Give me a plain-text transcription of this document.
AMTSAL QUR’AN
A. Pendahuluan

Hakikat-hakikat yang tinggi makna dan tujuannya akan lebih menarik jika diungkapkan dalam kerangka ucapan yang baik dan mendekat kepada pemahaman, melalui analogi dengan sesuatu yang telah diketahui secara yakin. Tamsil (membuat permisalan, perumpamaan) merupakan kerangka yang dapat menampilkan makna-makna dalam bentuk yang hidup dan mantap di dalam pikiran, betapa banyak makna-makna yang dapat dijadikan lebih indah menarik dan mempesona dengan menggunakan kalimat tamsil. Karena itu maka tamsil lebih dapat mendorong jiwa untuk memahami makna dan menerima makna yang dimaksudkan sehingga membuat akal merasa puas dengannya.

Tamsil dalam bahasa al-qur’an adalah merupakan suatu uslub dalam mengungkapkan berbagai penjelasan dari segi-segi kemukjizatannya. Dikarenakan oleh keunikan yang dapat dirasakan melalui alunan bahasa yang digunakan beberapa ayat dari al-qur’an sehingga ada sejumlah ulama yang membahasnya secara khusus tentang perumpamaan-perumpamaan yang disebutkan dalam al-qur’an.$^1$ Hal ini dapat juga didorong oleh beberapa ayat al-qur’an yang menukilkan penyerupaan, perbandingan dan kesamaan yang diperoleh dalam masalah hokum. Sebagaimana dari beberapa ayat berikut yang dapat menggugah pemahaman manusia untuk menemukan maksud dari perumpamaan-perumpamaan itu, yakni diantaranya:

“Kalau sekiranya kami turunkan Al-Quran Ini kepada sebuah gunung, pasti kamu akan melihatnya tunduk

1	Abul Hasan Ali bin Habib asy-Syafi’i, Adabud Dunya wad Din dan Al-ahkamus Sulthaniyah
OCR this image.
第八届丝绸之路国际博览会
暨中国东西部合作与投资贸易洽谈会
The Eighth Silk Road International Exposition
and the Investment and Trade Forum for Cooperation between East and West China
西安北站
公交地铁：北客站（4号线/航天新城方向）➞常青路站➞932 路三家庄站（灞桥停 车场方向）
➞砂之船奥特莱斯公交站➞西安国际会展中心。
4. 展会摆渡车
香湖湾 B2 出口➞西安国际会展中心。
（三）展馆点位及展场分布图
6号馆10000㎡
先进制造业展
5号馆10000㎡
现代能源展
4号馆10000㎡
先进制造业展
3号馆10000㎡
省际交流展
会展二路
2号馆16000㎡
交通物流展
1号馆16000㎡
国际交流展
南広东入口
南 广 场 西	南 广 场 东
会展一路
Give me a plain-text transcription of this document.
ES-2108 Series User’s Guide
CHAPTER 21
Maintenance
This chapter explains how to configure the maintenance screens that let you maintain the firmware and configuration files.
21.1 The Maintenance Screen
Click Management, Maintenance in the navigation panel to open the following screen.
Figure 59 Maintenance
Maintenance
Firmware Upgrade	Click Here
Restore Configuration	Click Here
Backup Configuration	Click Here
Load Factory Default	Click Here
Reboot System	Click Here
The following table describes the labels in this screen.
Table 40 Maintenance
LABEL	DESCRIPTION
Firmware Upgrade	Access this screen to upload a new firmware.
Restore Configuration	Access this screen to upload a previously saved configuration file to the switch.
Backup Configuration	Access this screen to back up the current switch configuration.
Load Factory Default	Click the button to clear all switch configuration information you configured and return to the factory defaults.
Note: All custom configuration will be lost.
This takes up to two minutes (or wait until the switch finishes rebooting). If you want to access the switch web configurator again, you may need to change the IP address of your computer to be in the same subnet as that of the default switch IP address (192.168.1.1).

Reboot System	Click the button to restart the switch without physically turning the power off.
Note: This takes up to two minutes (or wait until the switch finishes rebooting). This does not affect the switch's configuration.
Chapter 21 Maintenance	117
------------------------------
Pick out each line that holds the string "Here".

Firmware Upgrade	Click Here
Restore Configuration	Click Here
Backup Configuration	Click Here
Load Factory Default	Click Here
Reboot System	Click Here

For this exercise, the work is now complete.